__TASK__. Everything from the line containing "Decode this image" through the final line of the records must be transcribed verbatim; nothing else belongs in the result.

__EXTRACTED MATERIAL__.

--

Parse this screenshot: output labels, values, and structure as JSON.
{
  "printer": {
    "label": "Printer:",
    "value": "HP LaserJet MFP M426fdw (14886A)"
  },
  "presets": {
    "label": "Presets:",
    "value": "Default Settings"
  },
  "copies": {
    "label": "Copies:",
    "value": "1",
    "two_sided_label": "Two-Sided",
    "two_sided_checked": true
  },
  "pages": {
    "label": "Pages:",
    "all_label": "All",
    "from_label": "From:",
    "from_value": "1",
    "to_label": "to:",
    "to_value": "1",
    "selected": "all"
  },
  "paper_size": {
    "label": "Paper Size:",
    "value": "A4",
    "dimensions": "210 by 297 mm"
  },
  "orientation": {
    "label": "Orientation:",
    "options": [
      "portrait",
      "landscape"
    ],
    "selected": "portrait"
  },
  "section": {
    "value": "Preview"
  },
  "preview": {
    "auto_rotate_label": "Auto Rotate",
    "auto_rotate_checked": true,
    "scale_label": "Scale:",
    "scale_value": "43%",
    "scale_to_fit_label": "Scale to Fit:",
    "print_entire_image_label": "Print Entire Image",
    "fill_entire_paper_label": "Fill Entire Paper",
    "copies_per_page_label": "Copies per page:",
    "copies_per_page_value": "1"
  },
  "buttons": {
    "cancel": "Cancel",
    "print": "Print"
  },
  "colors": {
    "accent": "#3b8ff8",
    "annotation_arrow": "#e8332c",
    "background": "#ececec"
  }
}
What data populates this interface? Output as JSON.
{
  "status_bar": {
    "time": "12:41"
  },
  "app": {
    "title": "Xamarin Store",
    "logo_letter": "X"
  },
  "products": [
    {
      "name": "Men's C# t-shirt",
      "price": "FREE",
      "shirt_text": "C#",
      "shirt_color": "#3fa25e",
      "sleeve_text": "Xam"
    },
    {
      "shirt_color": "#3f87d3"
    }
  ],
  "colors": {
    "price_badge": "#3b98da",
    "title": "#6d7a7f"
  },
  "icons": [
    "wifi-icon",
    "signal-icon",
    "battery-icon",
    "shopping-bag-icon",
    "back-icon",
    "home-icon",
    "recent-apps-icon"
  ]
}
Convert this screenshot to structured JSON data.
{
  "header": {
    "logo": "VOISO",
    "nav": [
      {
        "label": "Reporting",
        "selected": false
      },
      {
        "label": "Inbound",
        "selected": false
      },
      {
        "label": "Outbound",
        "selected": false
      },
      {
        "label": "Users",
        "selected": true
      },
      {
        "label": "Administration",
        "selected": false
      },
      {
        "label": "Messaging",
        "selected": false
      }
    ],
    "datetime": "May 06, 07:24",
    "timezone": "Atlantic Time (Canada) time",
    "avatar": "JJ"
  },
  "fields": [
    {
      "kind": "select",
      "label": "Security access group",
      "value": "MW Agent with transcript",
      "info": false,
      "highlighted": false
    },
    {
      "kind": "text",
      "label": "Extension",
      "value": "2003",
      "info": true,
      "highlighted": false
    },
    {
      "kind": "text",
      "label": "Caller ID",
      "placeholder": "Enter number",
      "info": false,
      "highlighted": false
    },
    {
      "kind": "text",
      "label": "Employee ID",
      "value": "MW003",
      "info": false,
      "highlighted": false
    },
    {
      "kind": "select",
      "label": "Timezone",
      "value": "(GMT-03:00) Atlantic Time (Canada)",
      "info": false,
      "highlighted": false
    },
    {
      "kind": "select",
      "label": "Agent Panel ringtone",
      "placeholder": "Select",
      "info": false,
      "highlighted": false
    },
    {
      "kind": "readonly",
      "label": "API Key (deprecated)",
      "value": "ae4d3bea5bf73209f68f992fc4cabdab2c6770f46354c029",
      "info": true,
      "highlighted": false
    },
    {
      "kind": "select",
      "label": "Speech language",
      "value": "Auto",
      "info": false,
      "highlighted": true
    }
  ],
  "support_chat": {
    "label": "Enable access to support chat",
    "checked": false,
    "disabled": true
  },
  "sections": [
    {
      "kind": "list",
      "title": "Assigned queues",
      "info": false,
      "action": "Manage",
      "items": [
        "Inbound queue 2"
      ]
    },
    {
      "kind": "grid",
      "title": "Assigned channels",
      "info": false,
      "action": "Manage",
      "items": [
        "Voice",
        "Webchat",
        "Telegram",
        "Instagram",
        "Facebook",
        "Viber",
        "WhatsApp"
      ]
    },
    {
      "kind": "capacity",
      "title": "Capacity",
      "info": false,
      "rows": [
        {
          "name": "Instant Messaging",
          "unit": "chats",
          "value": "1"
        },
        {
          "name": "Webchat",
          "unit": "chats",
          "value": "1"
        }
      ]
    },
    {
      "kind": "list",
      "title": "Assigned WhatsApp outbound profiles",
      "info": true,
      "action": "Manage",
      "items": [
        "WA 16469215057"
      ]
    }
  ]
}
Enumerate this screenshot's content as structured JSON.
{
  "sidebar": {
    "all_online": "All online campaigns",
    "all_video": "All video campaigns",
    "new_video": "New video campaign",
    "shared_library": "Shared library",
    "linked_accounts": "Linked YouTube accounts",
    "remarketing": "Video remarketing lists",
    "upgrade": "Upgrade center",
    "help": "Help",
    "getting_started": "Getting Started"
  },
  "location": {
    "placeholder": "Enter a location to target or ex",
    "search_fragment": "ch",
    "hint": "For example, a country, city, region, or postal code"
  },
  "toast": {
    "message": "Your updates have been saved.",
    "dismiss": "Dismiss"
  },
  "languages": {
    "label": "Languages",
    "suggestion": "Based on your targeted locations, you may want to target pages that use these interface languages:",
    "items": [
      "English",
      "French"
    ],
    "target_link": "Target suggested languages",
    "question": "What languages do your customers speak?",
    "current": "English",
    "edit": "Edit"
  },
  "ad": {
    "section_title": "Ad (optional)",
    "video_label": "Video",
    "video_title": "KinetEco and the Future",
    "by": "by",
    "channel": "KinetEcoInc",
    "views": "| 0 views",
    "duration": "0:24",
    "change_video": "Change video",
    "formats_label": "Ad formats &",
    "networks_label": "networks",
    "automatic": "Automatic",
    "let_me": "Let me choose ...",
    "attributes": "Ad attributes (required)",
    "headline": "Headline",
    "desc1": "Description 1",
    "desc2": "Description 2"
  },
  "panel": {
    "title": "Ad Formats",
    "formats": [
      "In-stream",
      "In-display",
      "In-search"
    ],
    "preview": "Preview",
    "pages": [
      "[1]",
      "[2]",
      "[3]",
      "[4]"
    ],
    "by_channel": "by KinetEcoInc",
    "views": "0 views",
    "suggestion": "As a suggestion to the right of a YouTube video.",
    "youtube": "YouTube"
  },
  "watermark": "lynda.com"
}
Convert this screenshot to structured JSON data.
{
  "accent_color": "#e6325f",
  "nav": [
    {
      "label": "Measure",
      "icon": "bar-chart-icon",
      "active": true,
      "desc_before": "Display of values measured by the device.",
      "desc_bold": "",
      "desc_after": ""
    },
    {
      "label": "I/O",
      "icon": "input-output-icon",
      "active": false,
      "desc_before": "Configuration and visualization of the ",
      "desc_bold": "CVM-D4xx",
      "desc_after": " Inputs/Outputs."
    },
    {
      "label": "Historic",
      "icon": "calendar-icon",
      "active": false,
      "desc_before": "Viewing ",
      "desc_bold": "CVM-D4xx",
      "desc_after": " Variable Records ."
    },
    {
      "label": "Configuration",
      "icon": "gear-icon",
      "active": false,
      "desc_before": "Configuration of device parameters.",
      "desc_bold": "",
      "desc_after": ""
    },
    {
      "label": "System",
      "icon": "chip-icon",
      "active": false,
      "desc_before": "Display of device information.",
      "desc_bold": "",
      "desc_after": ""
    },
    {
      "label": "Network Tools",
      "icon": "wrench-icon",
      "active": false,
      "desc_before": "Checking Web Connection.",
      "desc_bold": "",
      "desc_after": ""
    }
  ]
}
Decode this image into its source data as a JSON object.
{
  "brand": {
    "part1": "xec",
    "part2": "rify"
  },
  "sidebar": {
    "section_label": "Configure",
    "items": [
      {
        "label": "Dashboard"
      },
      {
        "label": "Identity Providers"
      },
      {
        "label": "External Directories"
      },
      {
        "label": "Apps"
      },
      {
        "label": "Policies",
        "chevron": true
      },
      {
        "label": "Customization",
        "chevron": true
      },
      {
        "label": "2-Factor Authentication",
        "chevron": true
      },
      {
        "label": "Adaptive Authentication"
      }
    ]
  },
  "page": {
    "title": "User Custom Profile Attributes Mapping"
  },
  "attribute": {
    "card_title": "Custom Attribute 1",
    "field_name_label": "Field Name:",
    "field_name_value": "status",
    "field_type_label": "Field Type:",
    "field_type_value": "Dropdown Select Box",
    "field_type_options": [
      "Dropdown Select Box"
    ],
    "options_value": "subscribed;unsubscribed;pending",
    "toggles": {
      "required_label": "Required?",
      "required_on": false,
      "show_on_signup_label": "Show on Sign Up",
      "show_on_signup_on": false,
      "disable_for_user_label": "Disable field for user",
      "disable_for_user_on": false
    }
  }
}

--

__RESULT OF THE TASK__.
Decode this image into its source data as a JSON object.
{
  "brand": {
    "part1": "xec",
    "part2": "rify"
  },
  "sidebar": {
    "section_label": "Configure",
    "items": [
      {
        "label": "Dashboard"
      },
      {
        "label": "Identity Providers"
      },
      {
        "label": "External Directories"
      },
      {
        "label": "Apps"
      },
      {
        "label": "Policies",
        "chevron": true
      },
      {
        "label": "Customization",
        "chevron": true
      },
      {
        "label": "2-Factor Authentication",
        "chevron": true
      },
      {
        "label": "Adaptive Authentication"
      }
    ]
  },
  "page": {
    "title": "User Custom Profile Attributes Mapping"
  },
  "attribute": {
    "card_title": "Custom Attribute 1",
    "field_name_label": "Field Name:",
    "field_name_value": "status",
    "field_type_label": "Field Type:",
    "field_type_value": "Dropdown Select Box",
    "field_type_options": [
      "Dropdown Select Box"
    ],
    "options_value": "subscribed;unsubscribed;pending",
    "toggles": {
      "required_label": "Required?",
      "required_on": false,
      "show_on_signup_label": "Show on Sign Up",
      "show_on_signup_on": false,
      "disable_for_user_label": "Disable field for user",
      "disable_for_user_on": false
    }
  }
}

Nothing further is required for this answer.